[start]
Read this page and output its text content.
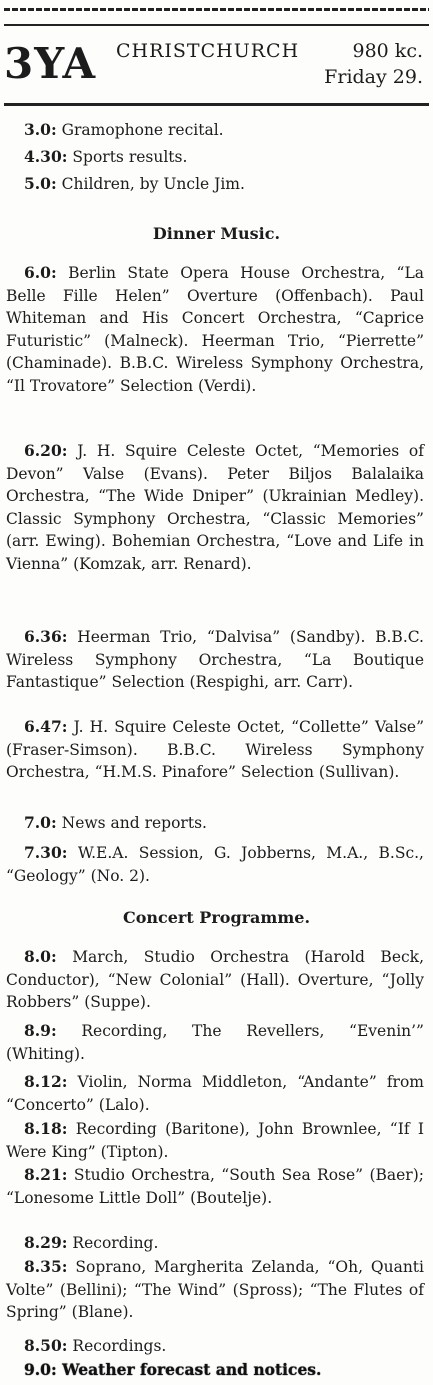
3YA CHRISTCHURCH	980 kc.
Friday 29.
3.0: Gramophone recital.
4.30: Sports results.
5.0: Children, by Uncle Jim.
Dinner Music.
6.0: Berlin State Opera House Orchestra, “La Belle Fille Helen” Overture (Offenbach). Paul Whiteman and His Concert Orchestra, “Caprice Futuristic” (Malneck). Heerman Trio, “Pierrette” (Chaminade). B.B.C. Wireless Symphony Orchestra, “Il Trovatore” Selection (Verdi).
6.20: J. H. Squire Celeste Octet, “Memories of Devon” Valse (Evans). Peter Biljos Balalaika Orchestra, “The Wide Dniper” (Ukrainian Medley). Classic Symphony Orchestra, “Classic Memories” (arr. Ewing). Bohemian Orchestra, “Love and Life in Vienna” (Komzak, arr. Renard).
6.36: Heerman Trio, “Dalvisa” (Sandby). B.B.C. Wireless Symphony Orchestra, “La Boutique Fantastique” Selection (Respighi, arr. Carr).
6.47: J. H. Squire Celeste Octet, “Collette” Valse” (Fraser-Simson). B.B.C. Wireless Symphony Orchestra, “H.M.S. Pinafore” Selection (Sullivan).
7.0: News and reports.
7.30: W.E.A. Session, G. Jobberns, M.A., B.Sc., “Geology” (No. 2).
Concert Programme.
8.0: March, Studio Orchestra (Harold Beck, Conductor), “New Colonial” (Hall). Overture, “Jolly Robbers” (Suppe).
8.9: Recording, The Revellers, “Evenin’” (Whiting).
8.12: Violin, Norma Middleton, “Andante” from “Concerto” (Lalo).
8.18: Recording (Baritone), John Brownlee, “If I Were King” (Tipton).
8.21: Studio Orchestra, “South Sea Rose” (Baer); “Lonesome Little Doll” (Boutelje).
8.29: Recording.
8.35: Soprano, Margherita Zelanda, “Oh, Quanti Volte” (Bellini); “The Wind” (Spross); “The Flutes of Spring” (Blane).
8.50: Recordings.
9.0: Weather forecast and notices.
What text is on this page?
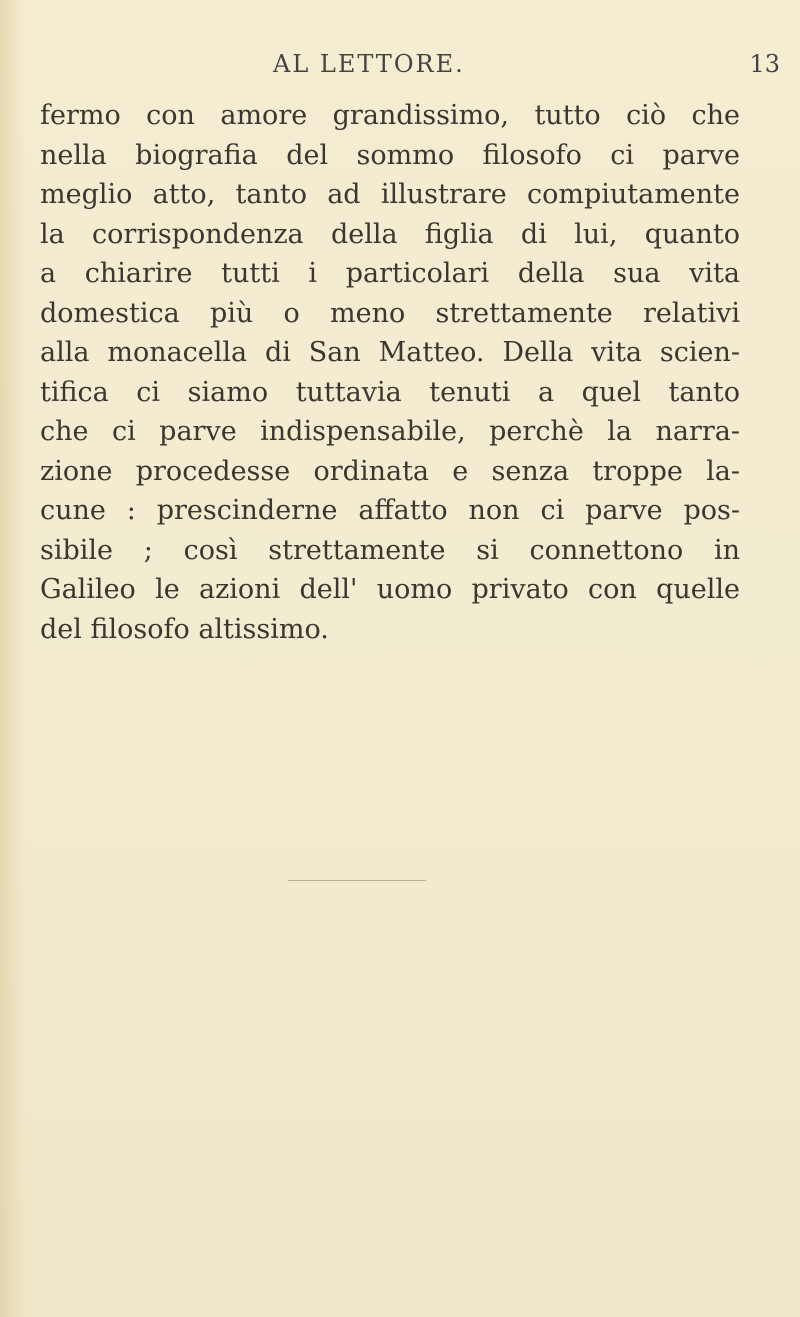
AL LETTORE.	13
fermo con amore grandissimo, tutto ciò che
nella biografia del sommo filosofo ci parve
meglio atto, tanto ad illustrare compiutamente
la corrispondenza della figlia di lui, quanto
a chiarire tutti i particolari della sua vita
domestica più o meno strettamente relativi
alla monacella di San Matteo. Della vita scien-
tifica ci siamo tuttavia tenuti a quel tanto
che ci parve indispensabile, perchè la narra-
zione procedesse ordinata e senza troppe la-
cune : prescinderne affatto non ci parve pos-
sibile ; così strettamente si connettono in
Galileo le azioni dell' uomo privato con quelle
del filosofo altissimo.
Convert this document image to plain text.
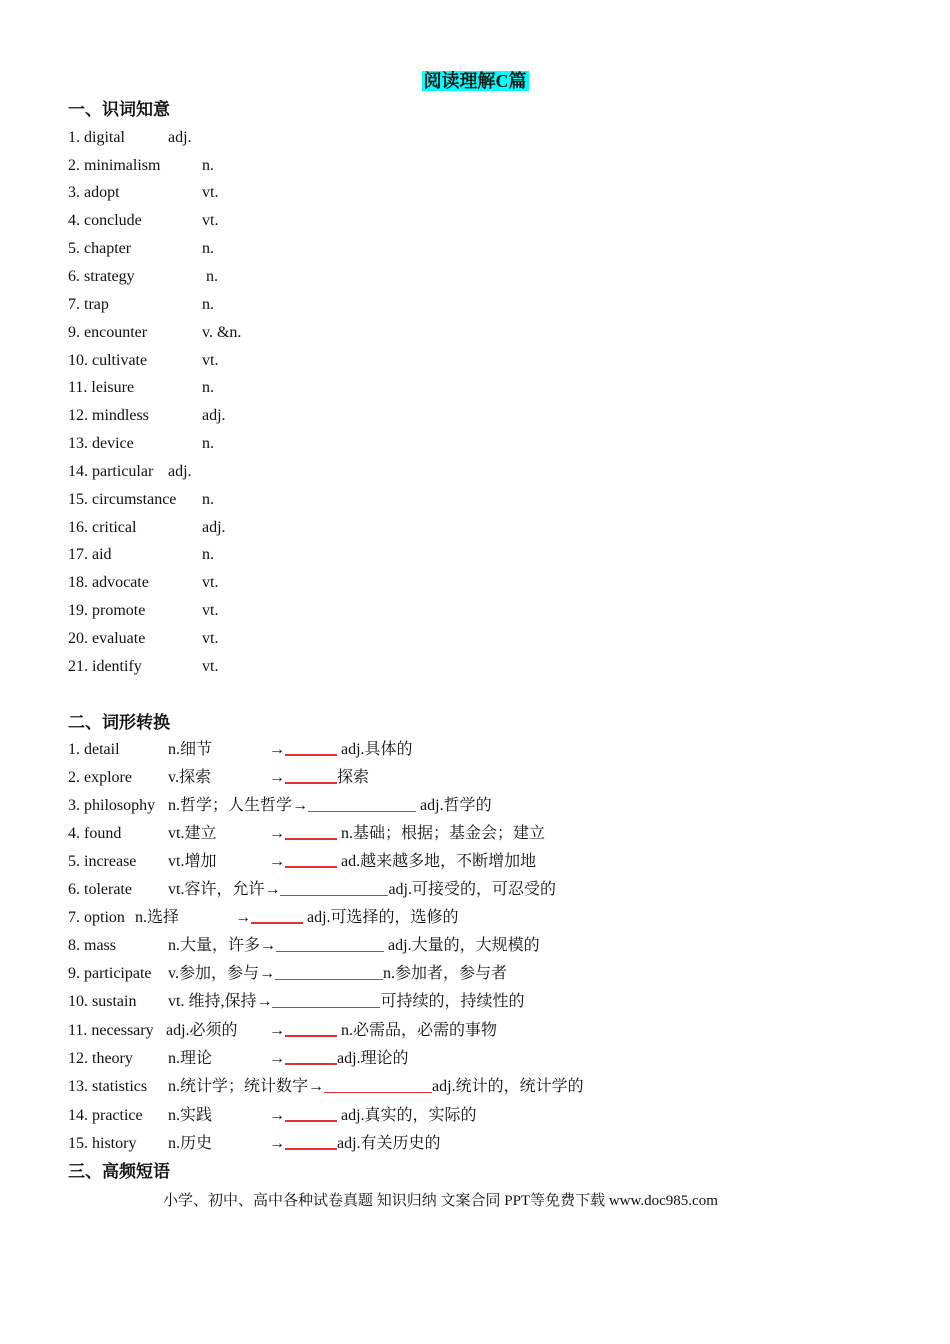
阅读理解C篇
一、识词知意
1. digital	adj.
2. minimalism	n.
3. adopt	vt.
4. conclude	vt.
5. chapter	n.
6. strategy	n.
7. trap	n.
9. encounter	v. &n.
10. cultivate	vt.
11. leisure	n.
12. mindless	adj.
13. device	n.
14. particular adj.
15. circumstance n.
16. critical	adj.
17. aid	n.
18. advocate	vt.
19. promote	vt.
20. evaluate	vt.
21. identify	vt.
二、词形转换
1. detail	n.细节	→	adj.具体的
2. explore v.探索	→	探索
3. philosophy n.哲学；人生哲学→	adj.哲学的
4. found	vt.建立	→	n.基础；根据；基金会；建立
5. increase vt.增加	→	ad.越来越多地，不断增加地
6. tolerate vt.容许，允许→	adj.可接受的，可忍受的
7. option n.选择	→	adj.可选择的，选修的
8. mass	n.大量，许多→	adj.大量的，大规模的
9. participate v.参加，参与→	n.参加者，参与者
10. sustain vt. 维持,保持→	可持续的，持续性的
11. necessary adj.必须的 →	n.必需品，必需的事物
12. theory n.理论	→	adj.理论的
13. statistics n.统计学；统计数字→	adj.统计的，统计学的
14. practice n.实践	→	adj.真实的，实际的
15. history n.历史	→	adj.有关历史的
三、高频短语
小学、初中、高中各种试卷真题 知识归纳 文案合同 PPT等免费下载 www.doc985.com
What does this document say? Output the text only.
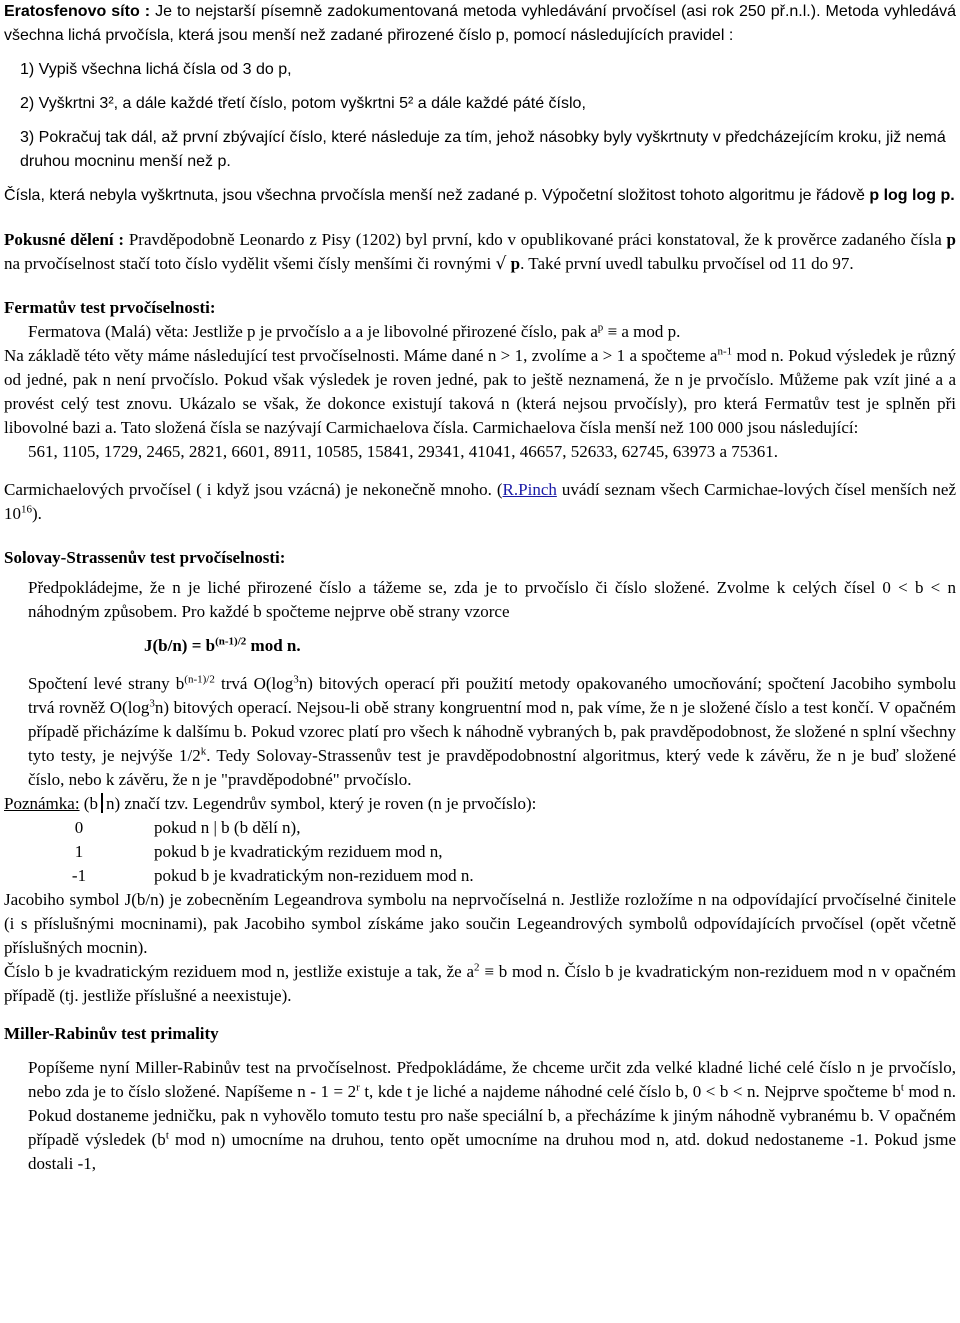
Eratosfenovo síto : Je to nejstarší písemně zadokumentovaná metoda vyhledávání prvočísel (asi rok 250 př.n.l.). Metoda vyhledává všechna lichá prvočísla, která jsou menší než zadané přirozené číslo p, pomocí následujících pravidel :

1) Vypiš všechna lichá čísla od 3 do p,

2) Vyškrtni 3², a dále každé třetí číslo, potom vyškrtni 5² a dále každé páté číslo,

3) Pokračuj tak dál, až první zbývající číslo, které následuje za tím, jehož násobky byly vyškrtnuty v předcházejícím kroku, již nemá druhou mocninu menší než p.

Čísla, která nebyla vyškrtnuta, jsou všechna prvočísla menší než zadané p. Výpočetní složitost tohoto algoritmu je řádově p log log p.

Pokusné dělení : Pravděpodobně Leonardo z Pisy (1202) byl první, kdo v opublikované práci konstatoval, že k prověrce zadaného čísla p na prvočíselnost stačí toto číslo vydělit všemi čísly menšími či rovnými √ p. Také první uvedl tabulku prvočísel od 11 do 97.

Fermatův test prvočíselnosti:

Fermatova (Malá) věta: Jestliže p je prvočíslo a a je libovolné přirozené číslo, pak $a^p \equiv a$ mod p.

Na základě této věty máme následující test prvočíselnosti. Máme dané n > 1, zvolíme a > 1 a spočteme $a^{n-1}$ mod n. Pokud výsledek je různý od jedné, pak n není prvočíslo. Pokud však výsledek je roven jedné, pak to ještě neznamená, že n je prvočíslo. Můžeme pak vzít jiné a a provést celý test znovu. Ukázalo se však, že dokonce existují taková n (která nejsou prvočísly), pro která Fermatův test je splněn při libovolné bazi a. Tato složená čísla se nazývají Carmichaelova čísla. Carmichaelova čísla menší než 100 000 jsou následující:

561, 1105, 1729, 2465, 2821, 6601, 8911, 10585, 15841, 29341, 41041, 46657, 52633, 62745, 63973 a 75361.

Carmichaelových prvočísel ( i když jsou vzácná) je nekonečně mnoho. (R.Pinch uvádí seznam všech Carmichae-lových čísel menších než $10^{16}$).

Solovay-Strassenův test prvočíselnosti:

Předpokládejme, že n je liché přirozené číslo a tážeme se, zda je to prvočíslo či číslo složené. Zvolme k celých čísel 0 < b < n náhodným způsobem. Pro každé b spočteme nejprve obě strany vzorce

$J(b/n) = b^{(n-1)/2}$ mod n.

Spočtení levé strany $b^{(n-1)/2}$ trvá $O(\log^3n)$ bitových operací při použití metody opakovaného umocňování; spočtení Jacobiho symbolu trvá rovněž $O(\log^3n)$ bitových operací. Nejsou-li obě strany kongruentní mod n, pak víme, že n je složené číslo a test končí. V opačném případě přicházíme k dalšímu b. Pokud vzorec platí pro všech k náhodně vybraných b, pak pravděpodobnost, že složené n splní všechny tyto testy, je nejvýše 1/2$^k$. Tedy Solovay-Strassenův test je pravděpodobnostní algoritmus, který vede k závěru, že n je buď složené číslo, nebo k závěru, že n je "pravděpodobné" prvočíslo.

Poznámka: (b n) značí tzv. Legendrův symbol, který je roven (n je prvočíslo):

0	pokud n | b (b dělí n),
1	pokud b je kvadratickým reziduem mod n,
-1	pokud b je kvadratickým non-reziduem mod n.

Jacobiho symbol J(b/n) je zobecněním Legeandrova symbolu na neprvočíselná n. Jestliže rozložíme n na odpovídající prvočíselné činitele (i s příslušnými mocninami), pak Jacobiho symbol získáme jako součin Legeandrových symbolů odpovídajících prvočísel (opět včetně příslušných mocnin).

Číslo b je kvadratickým reziduem mod n, jestliže existuje a tak, že $a^2 \equiv b$ mod n. Číslo b je kvadratickým non-reziduem mod n v opačném případě (tj. jestliže příslušné a neexistuje).

Miller-Rabinův test primality

Popíšeme nyní Miller-Rabinův test na prvočíselnost. Předpokládáme, že chceme určit zda velké kladné liché celé číslo n je prvočíslo, nebo zda je to číslo složené. Napíšeme $n - 1 = 2^r$ t, kde t je liché a najdeme náhodné celé číslo b, 0 < b < n. Nejprve spočteme $b^t$ mod n. Pokud dostaneme jedničku, pak n vyhovělo tomuto testu pro naše speciální b, a přecházíme k jiným náhodně vybranému b. V opačném případě výsledek ($b^t$ mod n) umocníme na druhou, tento opět umocníme na druhou mod n, atd. dokud nedostaneme -1. Pokud jsme dostali -1,
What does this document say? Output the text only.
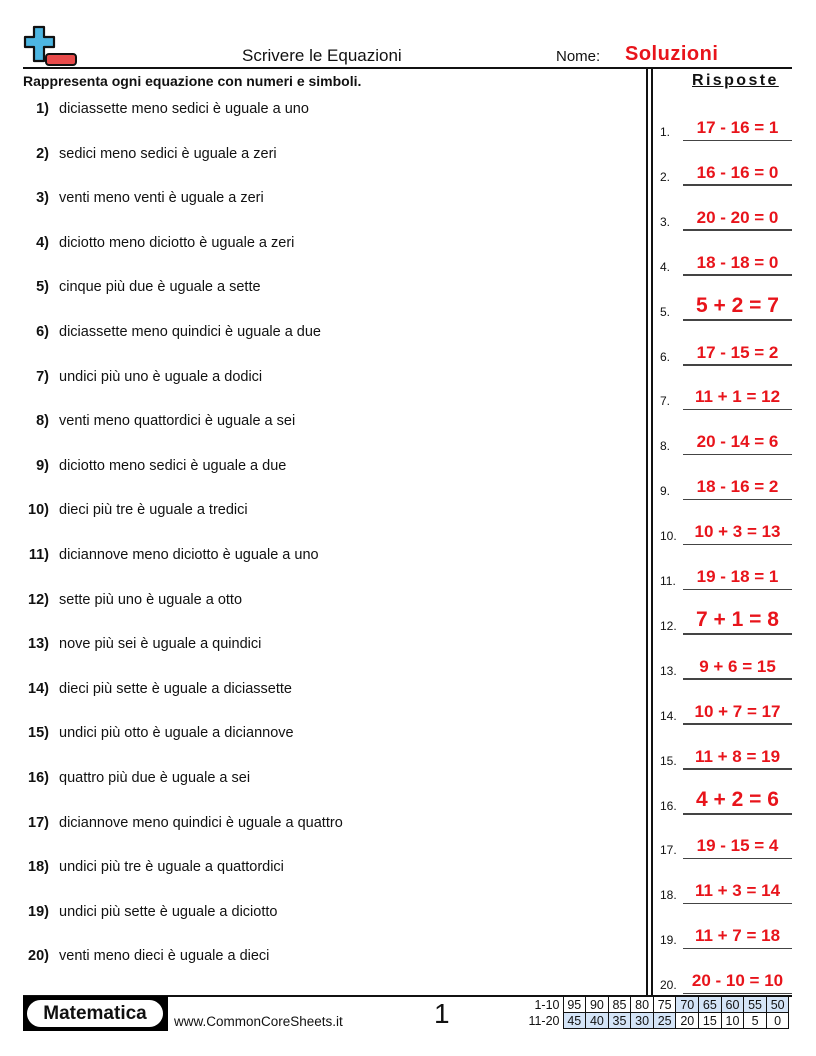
Scrivere le Equazioni	Nome: Soluzioni
Rappresenta ogni equazione con numeri e simboli.	Risposte
1) diciassette meno sedici è uguale a uno
2) sedici meno sedici è uguale a zeri
3) venti meno venti è uguale a zeri
4) diciotto meno diciotto è uguale a zeri
5) cinque più due è uguale a sette
6) diciassette meno quindici è uguale a due
7) undici più uno è uguale a dodici
8) venti meno quattordici è uguale a sei
9) diciotto meno sedici è uguale a due
10) dieci più tre è uguale a tredici
11) diciannove meno diciotto è uguale a uno
12) sette più uno è uguale a otto
13) nove più sei è uguale a quindici
14) dieci più sette è uguale a diciassette
15) undici più otto è uguale a diciannove
16) quattro più due è uguale a sei
17) diciannove meno quindici è uguale a quattro
18) undici più tre è uguale a quattordici
19) undici più sette è uguale a diciotto
20) venti meno dieci è uguale a dieci
1.	17 - 16 = 1
2.	16 - 16 = 0
3.	20 - 20 = 0
4.	18 - 18 = 0
5.	5 + 2 = 7
6.	17 - 15 = 2
7.	11 + 1 = 12
8.	20 - 14 = 6
9.	18 - 16 = 2
10.	10 + 3 = 13
11.	19 - 18 = 1
12. 7 + 1 = 8
13.	9 + 6 = 15
14.	10 + 7 = 17
15.	11 + 8 = 19
16. 4 + 2 = 6
17.	19 - 15 = 4
18.	11 + 3 = 14
19.	11 + 7 = 18
20. 20 - 10 = 10
Matematica	www.CommonCoreSheets.it	1	1-10	95	90	85	80	75	70	65	60	55	50
11-20	45	40	35	30	25	20	15	10	5	0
[end]
• Written exercise
Gather each line of the records holding the string "Trio".

• Result of the exercise
6.0: Berlin State Opera House Orchestra, “La Belle Fille Helen” Overture (Offenbach). Paul Whiteman and His Concert Orchestra, “Caprice Futuristic” (Malneck). Heerman Trio, “Pierrette” (Chaminade). B.B.C. Wireless Symphony Orchestra, “Il Trovatore” Selection (Verdi).
6.36: Heerman Trio, “Dalvisa” (Sandby). B.B.C. Wireless Symphony Orchestra, “La Boutique Fantastique” Selection (Respighi, arr. Carr).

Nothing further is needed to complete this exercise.